(Data items)
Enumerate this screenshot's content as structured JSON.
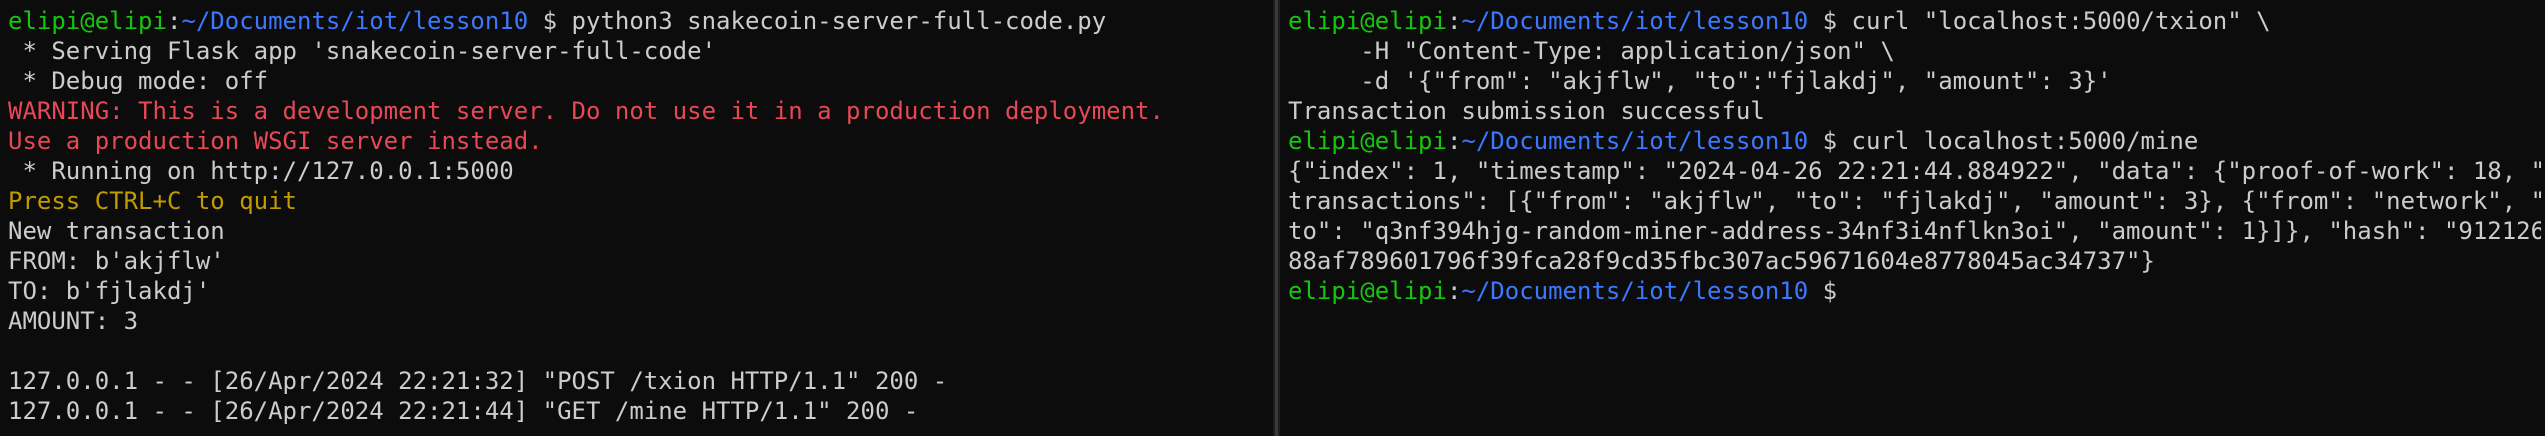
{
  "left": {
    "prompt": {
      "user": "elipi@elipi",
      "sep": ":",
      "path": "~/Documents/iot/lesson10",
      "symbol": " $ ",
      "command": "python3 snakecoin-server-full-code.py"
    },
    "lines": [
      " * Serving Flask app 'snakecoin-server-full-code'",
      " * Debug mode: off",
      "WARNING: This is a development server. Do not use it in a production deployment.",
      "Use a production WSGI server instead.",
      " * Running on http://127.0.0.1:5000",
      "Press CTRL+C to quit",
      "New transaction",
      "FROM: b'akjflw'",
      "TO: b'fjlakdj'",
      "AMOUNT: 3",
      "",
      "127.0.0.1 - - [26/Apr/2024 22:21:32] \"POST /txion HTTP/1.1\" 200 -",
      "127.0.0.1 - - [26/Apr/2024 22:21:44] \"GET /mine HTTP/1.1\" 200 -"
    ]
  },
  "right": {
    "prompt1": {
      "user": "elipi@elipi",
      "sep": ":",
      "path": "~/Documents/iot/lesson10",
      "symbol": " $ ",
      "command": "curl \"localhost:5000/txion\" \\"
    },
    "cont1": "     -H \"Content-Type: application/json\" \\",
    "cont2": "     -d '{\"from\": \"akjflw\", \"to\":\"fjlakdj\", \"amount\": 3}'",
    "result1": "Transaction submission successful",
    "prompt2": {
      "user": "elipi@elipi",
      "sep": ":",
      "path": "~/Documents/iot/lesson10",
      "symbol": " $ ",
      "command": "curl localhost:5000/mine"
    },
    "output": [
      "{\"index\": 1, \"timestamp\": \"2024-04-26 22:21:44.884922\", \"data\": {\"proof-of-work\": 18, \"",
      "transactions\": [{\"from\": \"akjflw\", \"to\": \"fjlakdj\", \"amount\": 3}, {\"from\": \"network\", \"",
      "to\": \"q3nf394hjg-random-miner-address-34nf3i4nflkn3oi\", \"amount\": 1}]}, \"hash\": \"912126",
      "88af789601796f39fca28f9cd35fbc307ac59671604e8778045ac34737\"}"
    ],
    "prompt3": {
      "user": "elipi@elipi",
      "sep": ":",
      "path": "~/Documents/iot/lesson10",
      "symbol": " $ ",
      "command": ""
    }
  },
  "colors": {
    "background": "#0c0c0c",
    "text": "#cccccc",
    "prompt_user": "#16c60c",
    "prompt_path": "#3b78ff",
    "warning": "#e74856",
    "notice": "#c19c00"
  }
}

* * *

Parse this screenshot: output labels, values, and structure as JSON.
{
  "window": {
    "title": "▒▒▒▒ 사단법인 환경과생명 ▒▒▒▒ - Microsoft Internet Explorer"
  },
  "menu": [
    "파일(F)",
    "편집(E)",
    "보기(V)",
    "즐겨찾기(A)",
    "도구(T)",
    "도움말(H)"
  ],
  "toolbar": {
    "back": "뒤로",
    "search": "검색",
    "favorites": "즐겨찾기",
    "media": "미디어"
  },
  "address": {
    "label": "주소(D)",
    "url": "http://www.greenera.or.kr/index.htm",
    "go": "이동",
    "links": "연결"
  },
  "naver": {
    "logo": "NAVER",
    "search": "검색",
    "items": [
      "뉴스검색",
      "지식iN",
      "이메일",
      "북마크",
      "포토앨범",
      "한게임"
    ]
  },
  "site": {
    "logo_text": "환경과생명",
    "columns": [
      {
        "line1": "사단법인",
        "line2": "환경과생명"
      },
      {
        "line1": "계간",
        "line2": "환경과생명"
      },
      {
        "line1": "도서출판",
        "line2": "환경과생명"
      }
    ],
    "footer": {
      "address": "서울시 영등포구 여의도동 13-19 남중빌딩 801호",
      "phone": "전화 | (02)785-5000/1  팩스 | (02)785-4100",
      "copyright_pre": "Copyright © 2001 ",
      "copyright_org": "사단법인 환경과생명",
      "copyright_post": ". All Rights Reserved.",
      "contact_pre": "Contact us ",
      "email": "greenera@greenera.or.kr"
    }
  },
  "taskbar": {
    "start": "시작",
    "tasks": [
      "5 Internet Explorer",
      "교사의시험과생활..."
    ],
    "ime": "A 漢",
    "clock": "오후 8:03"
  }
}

==

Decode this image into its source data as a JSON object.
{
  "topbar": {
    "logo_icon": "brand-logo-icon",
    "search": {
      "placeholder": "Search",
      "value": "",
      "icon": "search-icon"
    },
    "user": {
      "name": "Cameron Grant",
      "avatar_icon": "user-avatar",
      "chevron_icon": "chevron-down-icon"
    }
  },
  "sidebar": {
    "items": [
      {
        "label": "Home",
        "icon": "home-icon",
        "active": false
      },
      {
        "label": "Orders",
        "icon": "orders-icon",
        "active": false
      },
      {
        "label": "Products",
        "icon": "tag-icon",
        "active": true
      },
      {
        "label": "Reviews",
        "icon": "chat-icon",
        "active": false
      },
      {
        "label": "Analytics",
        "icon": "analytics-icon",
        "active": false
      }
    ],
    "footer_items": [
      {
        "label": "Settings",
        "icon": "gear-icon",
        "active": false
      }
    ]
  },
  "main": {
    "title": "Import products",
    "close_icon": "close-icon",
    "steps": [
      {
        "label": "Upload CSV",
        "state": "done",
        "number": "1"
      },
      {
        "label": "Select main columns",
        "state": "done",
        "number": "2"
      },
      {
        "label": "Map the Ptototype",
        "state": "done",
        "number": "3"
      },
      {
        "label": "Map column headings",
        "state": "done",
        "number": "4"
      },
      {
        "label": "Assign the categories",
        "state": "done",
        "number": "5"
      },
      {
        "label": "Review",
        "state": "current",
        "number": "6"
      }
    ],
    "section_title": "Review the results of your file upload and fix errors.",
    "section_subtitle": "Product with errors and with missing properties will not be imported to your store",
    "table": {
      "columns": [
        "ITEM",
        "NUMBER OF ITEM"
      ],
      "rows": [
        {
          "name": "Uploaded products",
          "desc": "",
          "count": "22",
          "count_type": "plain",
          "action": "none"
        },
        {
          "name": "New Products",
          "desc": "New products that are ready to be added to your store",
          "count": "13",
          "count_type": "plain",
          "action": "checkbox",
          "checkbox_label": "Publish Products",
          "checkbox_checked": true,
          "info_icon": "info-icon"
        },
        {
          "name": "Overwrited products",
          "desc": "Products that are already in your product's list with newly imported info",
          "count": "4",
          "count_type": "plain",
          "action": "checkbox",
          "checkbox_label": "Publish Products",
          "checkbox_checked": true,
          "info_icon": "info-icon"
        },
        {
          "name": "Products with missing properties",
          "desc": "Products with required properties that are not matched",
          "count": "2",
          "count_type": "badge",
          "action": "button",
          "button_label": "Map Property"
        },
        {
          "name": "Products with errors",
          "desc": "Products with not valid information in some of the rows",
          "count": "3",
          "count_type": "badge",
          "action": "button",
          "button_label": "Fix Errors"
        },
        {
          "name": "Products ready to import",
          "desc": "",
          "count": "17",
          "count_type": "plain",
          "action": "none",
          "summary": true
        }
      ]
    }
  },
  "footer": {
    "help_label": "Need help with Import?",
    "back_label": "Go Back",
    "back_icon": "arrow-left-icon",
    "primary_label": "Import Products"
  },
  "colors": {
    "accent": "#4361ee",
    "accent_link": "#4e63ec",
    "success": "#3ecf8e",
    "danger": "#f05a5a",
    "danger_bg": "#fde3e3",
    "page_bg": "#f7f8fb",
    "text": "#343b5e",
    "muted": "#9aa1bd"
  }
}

• WHAT TO WORK ON:
Lines containing "with" are to be counted. State the total and add nothing.

• WRITTEN REPLY:
7